Problem: Without the pictures, set down the records below word for word.

The input:
- - - -

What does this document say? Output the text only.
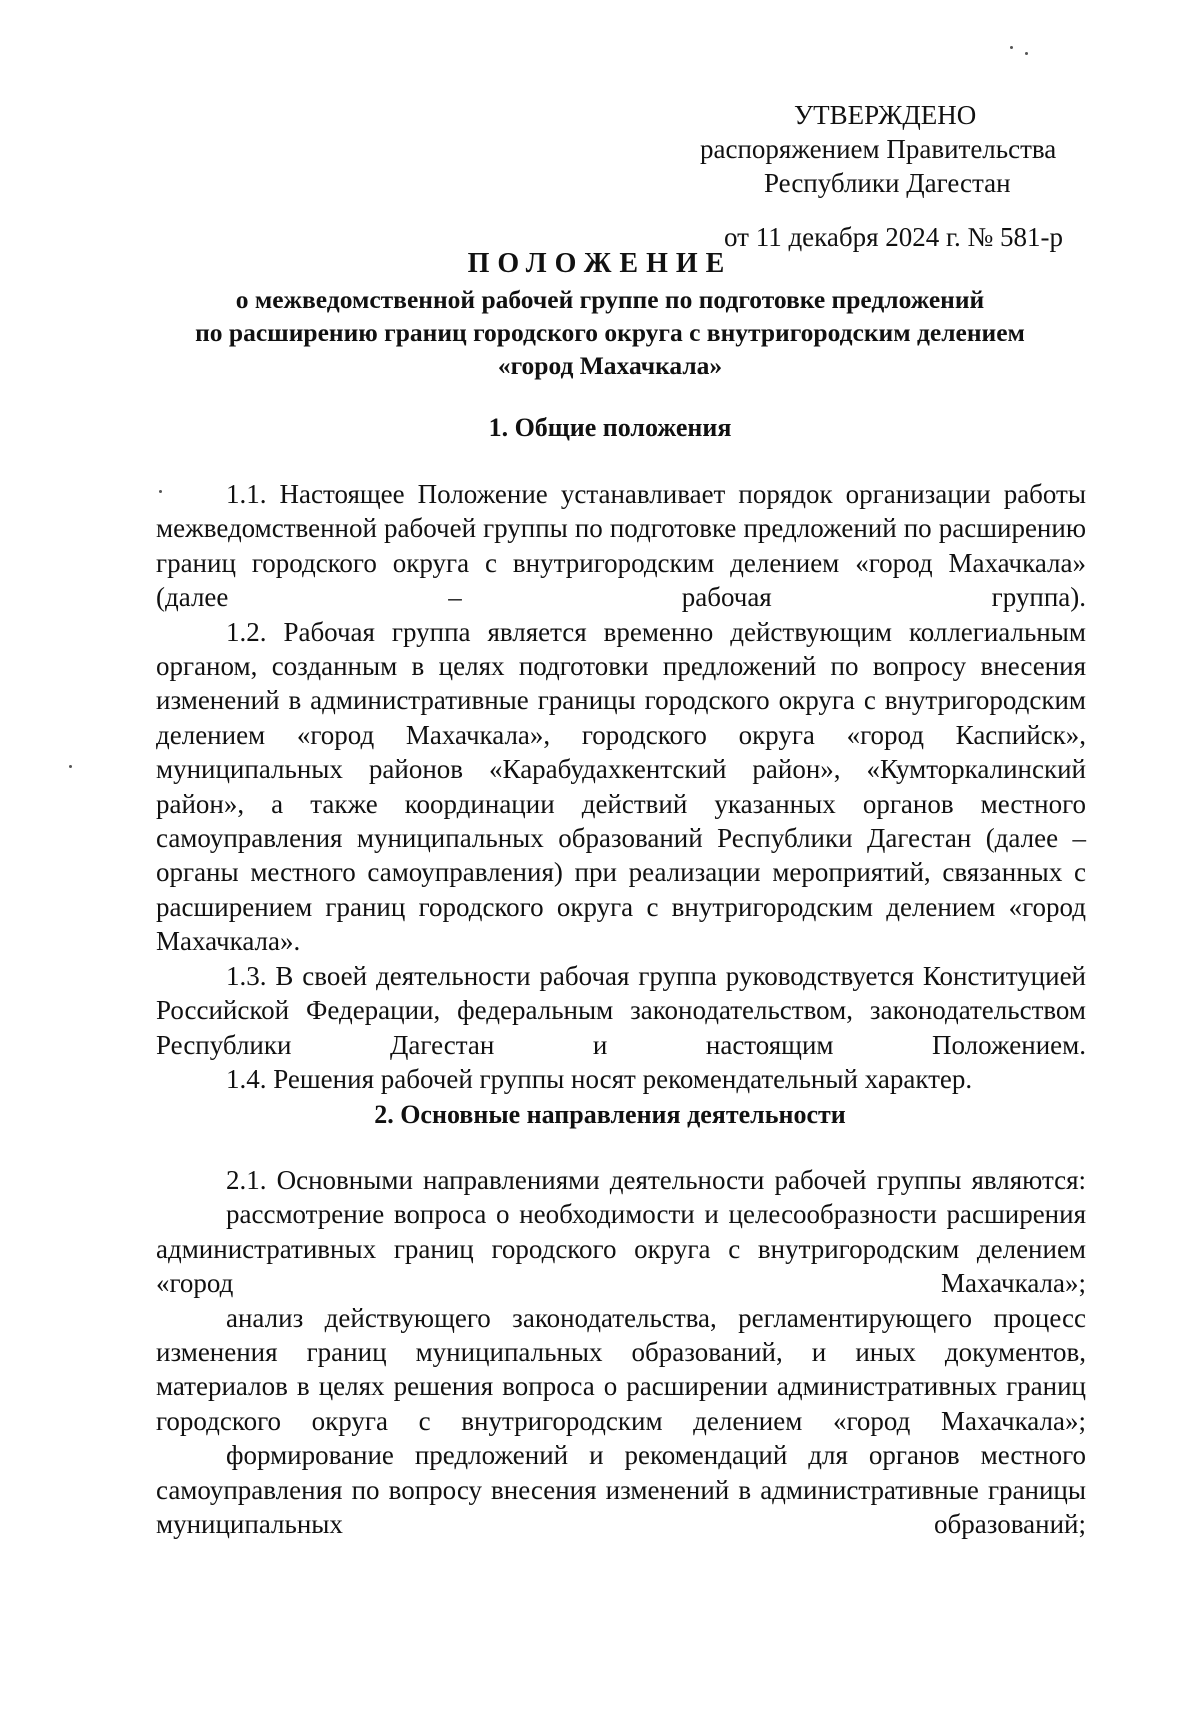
УТВЕРЖДЕНО
распоряжением Правительства
Республики Дагестан
от 11 декабря 2024 г. № 581-р
ПОЛОЖЕНИЕ
о межведомственной рабочей группе по подготовке предложений
по расширению границ городского округа с внутригородским делением
«город Махачкала»
1. Общие положения

1.1. Настоящее Положение устанавливает порядок организации работы межведомственной рабочей группы по подготовке предложений по расширению границ городского округа с внутригородским делением «город Махачкала» (далее – рабочая группа).

1.2. Рабочая группа является временно действующим коллегиальным органом, созданным в целях подготовки предложений по вопросу внесения изменений в административные границы городского округа с внутригородским делением «город Махачкала», городского округа «город Каспийск», муниципальных районов «Карабудахкентский район», «Кумторкалинский район», а также координации действий указанных органов местного самоуправления муниципальных образований Республики Дагестан (далее – органы местного самоуправления) при реализации мероприятий, связанных с расширением границ городского округа с внутригородским делением «город Махачкала».

1.3. В своей деятельности рабочая группа руководствуется Конституцией Российской Федерации, федеральным законодательством, законодательством Республики Дагестан и настоящим Положением.

1.4. Решения рабочей группы носят рекомендательный характер.

2. Основные направления деятельности

2.1. Основными направлениями деятельности рабочей группы являются:

рассмотрение вопроса о необходимости и целесообразности расширения административных границ городского округа с внутригородским делением «город Махачкала»;

анализ действующего законодательства, регламентирующего процесс изменения границ муниципальных образований, и иных документов, материалов в целях решения вопроса о расширении административных границ городского округа с внутригородским делением «город Махачкала»;

формирование предложений и рекомендаций для органов местного самоуправления по вопросу внесения изменений в административные границы муниципальных образований;
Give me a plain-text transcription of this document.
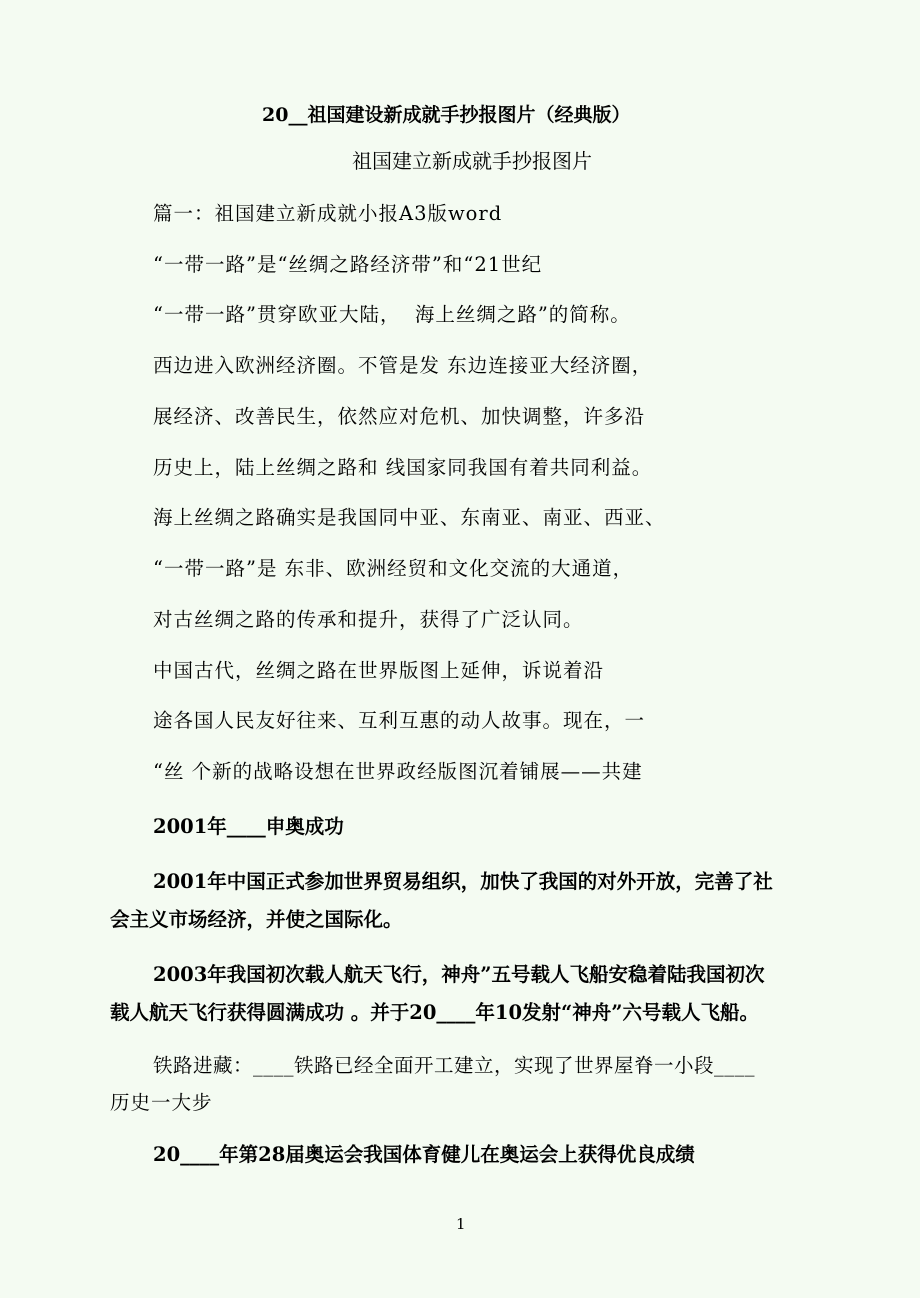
20__祖国建设新成就手抄报图片（经典版）
祖国建立新成就手抄报图片
篇一：祖国建立新成就小报A3版word
“一带一路”是“丝绸之路经济带”和“21世纪
“一带一路”贯穿欧亚大陆，  海上丝绸之路”的简称。
西边进入欧洲经济圈。不管是发 东边连接亚大经济圈，
展经济、改善民生，依然应对危机、加快调整，许多沿
历史上，陆上丝绸之路和 线国家同我国有着共同利益。
海上丝绸之路确实是我国同中亚、东南亚、南亚、西亚、
“一带一路”是 东非、欧洲经贸和文化交流的大通道，
对古丝绸之路的传承和提升，获得了广泛认同。
中国古代，丝绸之路在世界版图上延伸，诉说着沿
途各国人民友好往来、互利互惠的动人故事。现在，一
“丝 个新的战略设想在世界政经版图沉着铺展——共建
2001年____申奥成功
2001年中国正式参加世界贸易组织，加快了我国的对外开放，完善了社
会主义市场经济，并使之国际化。
2003年我国初次载人航天飞行，神舟”五号载人飞船安稳着陆我国初次
载人航天飞行获得圆满成功 。并于20____年10发射“神舟”六号载人飞船。
铁路进藏：____铁路已经全面开工建立，实现了世界屋脊一小段____
历史一大步
20____年第28届奥运会我国体育健儿在奥运会上获得优良成绩
1
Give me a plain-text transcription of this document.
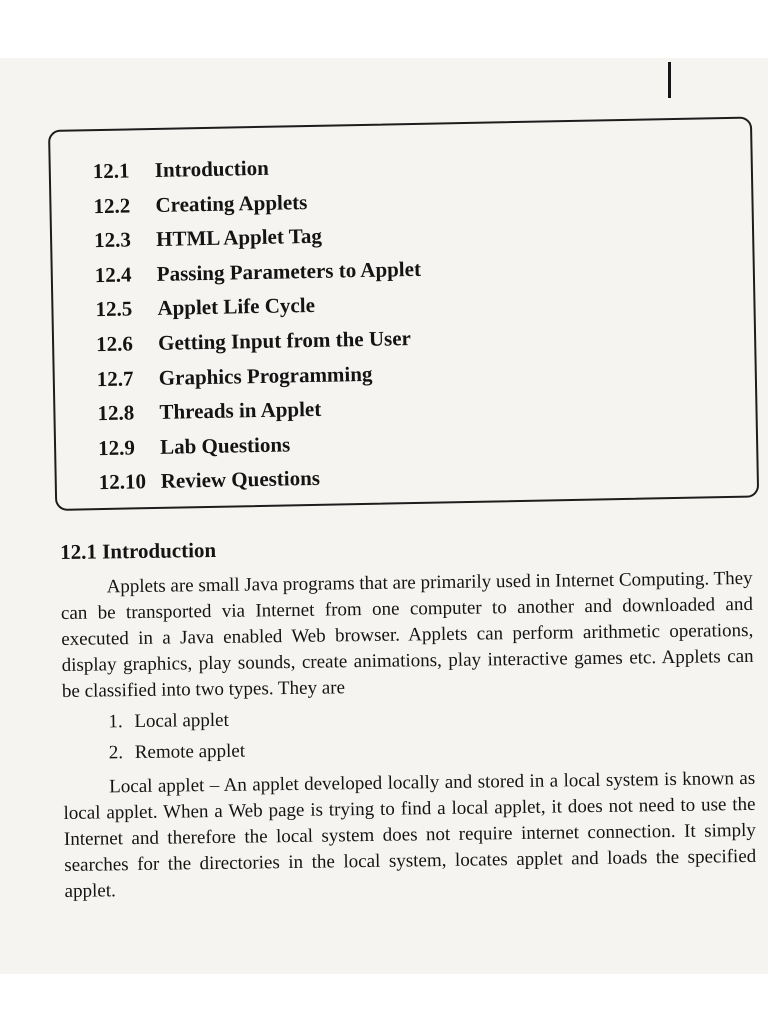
12.1	Introduction
12.2	Creating Applets
12.3	HTML Applet Tag
12.4	Passing Parameters to Applet
12.5	Applet Life Cycle
12.6	Getting Input from the User
12.7	Graphics Programming
12.8	Threads in Applet
12.9	Lab Questions
12.10 Review Questions
12.1 Introduction

Applets are small Java programs that are primarily used in Internet Computing. They can be transported via Internet from one computer to another and downloaded and executed in a Java enabled Web browser. Applets can perform arithmetic operations, display graphics, play sounds, create animations, play interactive games etc. Applets can be classified into two types. They are

1. Local applet
2. Remote applet

Local applet – An applet developed locally and stored in a local system is known as local applet. When a Web page is trying to find a local applet, it does not need to use the Internet and therefore the local system does not require internet connection. It simply searches for the directories in the local system, locates applet and loads the specified applet.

- - - -

Completed task:
What does this document say? Output the text only.
УТВЕРЖДЕНО
распоряжением Правительства
Республики Дагестан
от 11 декабря 2024 г. № 581-р
ПОЛОЖЕНИЕ
о межведомственной рабочей группе по подготовке предложений
по расширению границ городского округа с внутригородским делением
«город Махачкала»
1. Общие положения

1.1. Настоящее Положение устанавливает порядок организации работы межведомственной рабочей группы по подготовке предложений по расширению границ городского округа с внутригородским делением «город Махачкала» (далее – рабочая группа).

1.2. Рабочая группа является временно действующим коллегиальным органом, созданным в целях подготовки предложений по вопросу внесения изменений в административные границы городского округа с внутригородским делением «город Махачкала», городского округа «город Каспийск», муниципальных районов «Карабудахкентский район», «Кумторкалинский район», а также координации действий указанных органов местного самоуправления муниципальных образований Республики Дагестан (далее – органы местного самоуправления) при реализации мероприятий, связанных с расширением границ городского округа с внутригородским делением «город Махачкала».

1.3. В своей деятельности рабочая группа руководствуется Конституцией Российской Федерации, федеральным законодательством, законодательством Республики Дагестан и настоящим Положением.

1.4. Решения рабочей группы носят рекомендательный характер.

2. Основные направления деятельности

2.1. Основными направлениями деятельности рабочей группы являются:

рассмотрение вопроса о необходимости и целесообразности расширения административных границ городского округа с внутригородским делением «город Махачкала»;

анализ действующего законодательства, регламентирующего процесс изменения границ муниципальных образований, и иных документов, материалов в целях решения вопроса о расширении административных границ городского округа с внутригородским делением «город Махачкала»;

формирование предложений и рекомендаций для органов местного самоуправления по вопросу внесения изменений в административные границы муниципальных образований;
Give me a plain-text transcription of this document.
20__祖国建设新成就手抄报图片（经典版）
祖国建立新成就手抄报图片
篇一：祖国建立新成就小报A3版word
“一带一路”是“丝绸之路经济带”和“21世纪
“一带一路”贯穿欧亚大陆，  海上丝绸之路”的简称。
西边进入欧洲经济圈。不管是发 东边连接亚大经济圈，
展经济、改善民生，依然应对危机、加快调整，许多沿
历史上，陆上丝绸之路和 线国家同我国有着共同利益。
海上丝绸之路确实是我国同中亚、东南亚、南亚、西亚、
“一带一路”是 东非、欧洲经贸和文化交流的大通道，
对古丝绸之路的传承和提升，获得了广泛认同。
中国古代，丝绸之路在世界版图上延伸，诉说着沿
途各国人民友好往来、互利互惠的动人故事。现在，一
“丝 个新的战略设想在世界政经版图沉着铺展——共建
2001年____申奥成功
2001年中国正式参加世界贸易组织，加快了我国的对外开放，完善了社
会主义市场经济，并使之国际化。
2003年我国初次载人航天飞行，神舟”五号载人飞船安稳着陆我国初次
载人航天飞行获得圆满成功 。并于20____年10发射“神舟”六号载人飞船。
铁路进藏：____铁路已经全面开工建立，实现了世界屋脊一小段____
历史一大步
20____年第28届奥运会我国体育健儿在奥运会上获得优良成绩
1
Give me a plain-text transcription of this document.
12.1	Introduction
12.2	Creating Applets
12.3	HTML Applet Tag
12.4	Passing Parameters to Applet
12.5	Applet Life Cycle
12.6	Getting Input from the User
12.7	Graphics Programming
12.8	Threads in Applet
12.9	Lab Questions
12.10 Review Questions
12.1 Introduction

Applets are small Java programs that are primarily used in Internet Computing. They can be transported via Internet from one computer to another and downloaded and executed in a Java enabled Web browser. Applets can perform arithmetic operations, display graphics, play sounds, create animations, play interactive games etc. Applets can be classified into two types. They are

1. Local applet
2. Remote applet

Local applet – An applet developed locally and stored in a local system is known as local applet. When a Web page is trying to find a local applet, it does not need to use the Internet and therefore the local system does not require internet connection. It simply searches for the directories in the local system, locates applet and loads the specified applet.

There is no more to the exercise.